- [Passage]:
So Lets program the LCD. We can take the sample hello world program found under File -> Examples -> LiquidCrystal  menu of Arduino IDE and change the pin numbers in the following statement
From
LiquidCrystal lcd(12, 11, 5, 4, 3, 2);
To
LiquidCrystal lcd(2,4,8,9,10,11);

####IMPORTANT - IN CASE NOTHING IS DISPLAYED ON THE LCD KEEP VARYING THE TRIMPOT TILL YOU CAN SEE THE CHARACTERS###

Try the following Simple LCD program [Simple_LCD.ino]

/*
  LiquidCrystal Library - Hello World
 
 Demonstrates the use a 16x2 LCD display.  The LiquidCrystal
 library works with all LCD displays that are compatible with the 
 Hitachi HD44780 driver. There are many of them out there, and you
 can usually tell them by the 16-pin interface.
 
*/

// include the library code:
#include <LiquidCrystal.h>

// initialize the library with the numbers of the interface pins
LiquidCrystal lcd(2,4,8,9,10,11);

void setup() {
  // set up the LCD's number of columns and rows: 
  lcd.begin(16, 2);
  // Print a message to the LCD.
  lcd.print("hello, world!");
}

void loop() {
  // set the cursor to column 0, line 1
  // (note: line 1 is the second row, since counting begins with 0):
  lcd.setCursor(0, 1);
  // print the number of seconds since reset:
  lcd.print(millis()/1000);
}

DS1307 - Real Time Clock IC

The DS1307 lets you explore I2C communication on the arduino.

- [The problem]: Reproduce the Arduino LCD passage word for word, between "Demonstrates t" and "pin interface.", inclusive.

- [Data]:
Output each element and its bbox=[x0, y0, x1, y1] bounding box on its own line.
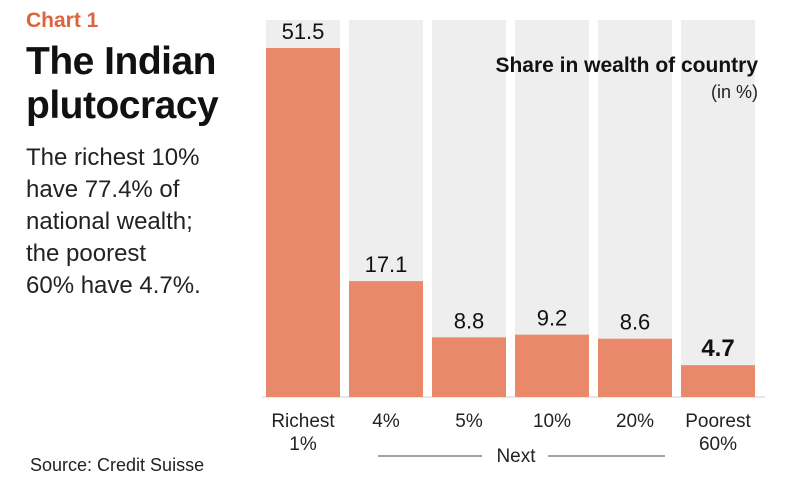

- [Expected answer]:
Demonstrates the use a 16x2 LCD display.  The LiquidCrystal
 library works with all LCD displays that are compatible with the 
 Hitachi HD44780 driver. There are many of them out there, and you
 can usually tell them by the 16-pin interface.